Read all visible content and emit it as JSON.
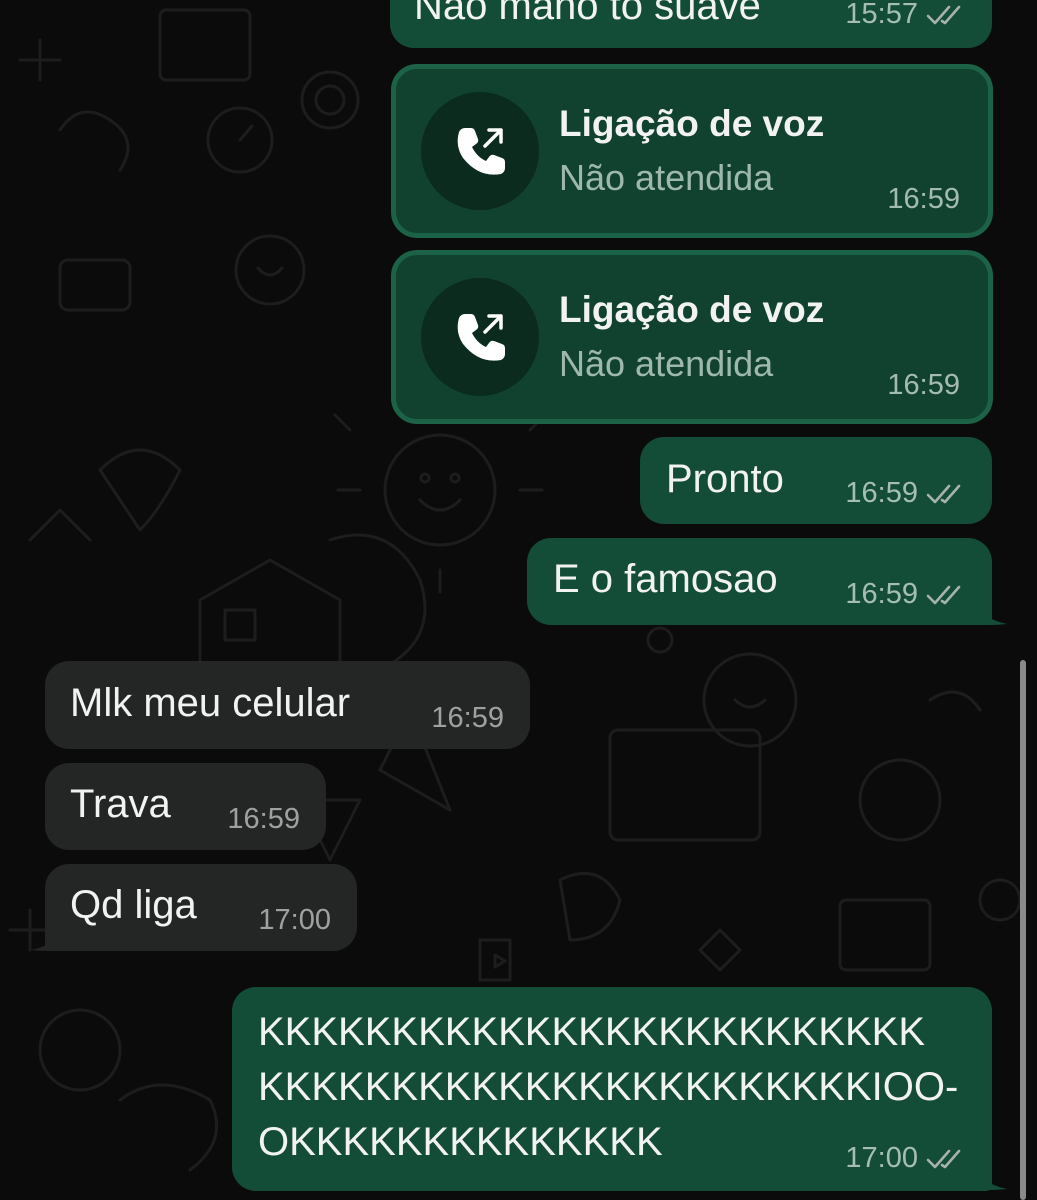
{
  "theme": {
    "outgoing_bubble": "#144d37",
    "incoming_bubble": "#242626",
    "call_bubble": "#11422f",
    "background": "#0b0b0b",
    "read_ticks_color": "#a6b3ad"
  },
  "messages": [
    {
      "direction": "outgoing",
      "text": "Não mano to suave",
      "time": "15:57",
      "status": "read",
      "status_icon": "double-check-icon"
    },
    {
      "direction": "outgoing",
      "type": "call",
      "title": "Ligação de voz",
      "subtitle": "Não atendida",
      "time": "16:59",
      "icon": "outgoing-call-icon"
    },
    {
      "direction": "outgoing",
      "type": "call",
      "title": "Ligação de voz",
      "subtitle": "Não atendida",
      "time": "16:59",
      "icon": "outgoing-call-icon"
    },
    {
      "direction": "outgoing",
      "text": "Pronto",
      "time": "16:59",
      "status": "read",
      "status_icon": "double-check-icon"
    },
    {
      "direction": "outgoing",
      "text": "E o famosao",
      "time": "16:59",
      "status": "read",
      "status_icon": "double-check-icon"
    },
    {
      "direction": "incoming",
      "text": "Mlk meu celular",
      "time": "16:59"
    },
    {
      "direction": "incoming",
      "text": "Trava",
      "time": "16:59"
    },
    {
      "direction": "incoming",
      "text": "Qd liga",
      "time": "17:00"
    },
    {
      "direction": "outgoing",
      "text": "KKKKKKKKKKKKKKKKKKKKKKKKKKKKKKKKKKKKKKKKKKKKKKKKKKIOO-OKKKKKKKKKKKKKK",
      "lines": [
        "KKKKKKKKKKKKKKKKKKKKKKKKK",
        "KKKKKKKKKKKKKKKKKKKKKKKIOO-",
        "OKKKKKKKKKKKKKK"
      ],
      "time": "17:00",
      "status": "read",
      "status_icon": "double-check-icon"
    }
  ]
}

# [Request]
Write every record out again exactly; no pictures belong in the copy.

# [Response to this exercise]
Read all visible content and emit it as JSON.
{
  "theme": {
    "outgoing_bubble": "#144d37",
    "incoming_bubble": "#242626",
    "call_bubble": "#11422f",
    "background": "#0b0b0b",
    "read_ticks_color": "#a6b3ad"
  },
  "messages": [
    {
      "direction": "outgoing",
      "text": "Não mano to suave",
      "time": "15:57",
      "status": "read",
      "status_icon": "double-check-icon"
    },
    {
      "direction": "outgoing",
      "type": "call",
      "title": "Ligação de voz",
      "subtitle": "Não atendida",
      "time": "16:59",
      "icon": "outgoing-call-icon"
    },
    {
      "direction": "outgoing",
      "type": "call",
      "title": "Ligação de voz",
      "subtitle": "Não atendida",
      "time": "16:59",
      "icon": "outgoing-call-icon"
    },
    {
      "direction": "outgoing",
      "text": "Pronto",
      "time": "16:59",
      "status": "read",
      "status_icon": "double-check-icon"
    },
    {
      "direction": "outgoing",
      "text": "E o famosao",
      "time": "16:59",
      "status": "read",
      "status_icon": "double-check-icon"
    },
    {
      "direction": "incoming",
      "text": "Mlk meu celular",
      "time": "16:59"
    },
    {
      "direction": "incoming",
      "text": "Trava",
      "time": "16:59"
    },
    {
      "direction": "incoming",
      "text": "Qd liga",
      "time": "17:00"
    },
    {
      "direction": "outgoing",
      "text": "KKKKKKKKKKKKKKKKKKKKKKKKKKKKKKKKKKKKKKKKKKKKKKKKKKIOO-OKKKKKKKKKKKKKK",
      "lines": [
        "KKKKKKKKKKKKKKKKKKKKKKKKK",
        "KKKKKKKKKKKKKKKKKKKKKKKIOO-",
        "OKKKKKKKKKKKKKK"
      ],
      "time": "17:00",
      "status": "read",
      "status_icon": "double-check-icon"
    }
  ]
}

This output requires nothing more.